* [PROVIDED DATA]
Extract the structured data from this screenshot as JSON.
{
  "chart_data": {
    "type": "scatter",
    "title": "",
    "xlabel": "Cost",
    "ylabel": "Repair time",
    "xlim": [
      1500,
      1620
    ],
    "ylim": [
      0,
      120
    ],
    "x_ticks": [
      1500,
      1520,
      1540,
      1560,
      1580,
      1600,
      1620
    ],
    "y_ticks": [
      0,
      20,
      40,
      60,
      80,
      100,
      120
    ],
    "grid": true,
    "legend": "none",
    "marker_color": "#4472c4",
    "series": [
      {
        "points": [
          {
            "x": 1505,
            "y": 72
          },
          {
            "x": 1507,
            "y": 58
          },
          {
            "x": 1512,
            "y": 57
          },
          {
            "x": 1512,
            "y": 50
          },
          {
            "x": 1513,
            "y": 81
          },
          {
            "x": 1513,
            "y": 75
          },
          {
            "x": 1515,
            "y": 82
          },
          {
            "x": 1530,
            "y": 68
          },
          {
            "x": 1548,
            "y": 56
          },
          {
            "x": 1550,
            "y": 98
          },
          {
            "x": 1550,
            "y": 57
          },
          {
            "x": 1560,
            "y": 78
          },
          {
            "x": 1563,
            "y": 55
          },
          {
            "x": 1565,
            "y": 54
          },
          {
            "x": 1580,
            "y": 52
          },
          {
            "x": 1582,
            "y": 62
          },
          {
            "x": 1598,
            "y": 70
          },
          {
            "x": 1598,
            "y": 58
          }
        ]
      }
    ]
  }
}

* [EXERCISE] All entries must be repeated verbatim.

* [SOLUTION TO THIS PROBLEM]
Extract the structured data from this screenshot as JSON.
{
  "chart_data": {
    "type": "scatter",
    "title": "",
    "xlabel": "Cost",
    "ylabel": "Repair time",
    "xlim": [
      1500,
      1620
    ],
    "ylim": [
      0,
      120
    ],
    "x_ticks": [
      1500,
      1520,
      1540,
      1560,
      1580,
      1600,
      1620
    ],
    "y_ticks": [
      0,
      20,
      40,
      60,
      80,
      100,
      120
    ],
    "grid": true,
    "legend": "none",
    "marker_color": "#4472c4",
    "series": [
      {
        "points": [
          {
            "x": 1505,
            "y": 72
          },
          {
            "x": 1507,
            "y": 58
          },
          {
            "x": 1512,
            "y": 57
          },
          {
            "x": 1512,
            "y": 50
          },
          {
            "x": 1513,
            "y": 81
          },
          {
            "x": 1513,
            "y": 75
          },
          {
            "x": 1515,
            "y": 82
          },
          {
            "x": 1530,
            "y": 68
          },
          {
            "x": 1548,
            "y": 56
          },
          {
            "x": 1550,
            "y": 98
          },
          {
            "x": 1550,
            "y": 57
          },
          {
            "x": 1560,
            "y": 78
          },
          {
            "x": 1563,
            "y": 55
          },
          {
            "x": 1565,
            "y": 54
          },
          {
            "x": 1580,
            "y": 52
          },
          {
            "x": 1582,
            "y": 62
          },
          {
            "x": 1598,
            "y": 70
          },
          {
            "x": 1598,
            "y": 58
          }
        ]
      }
    ]
  }
}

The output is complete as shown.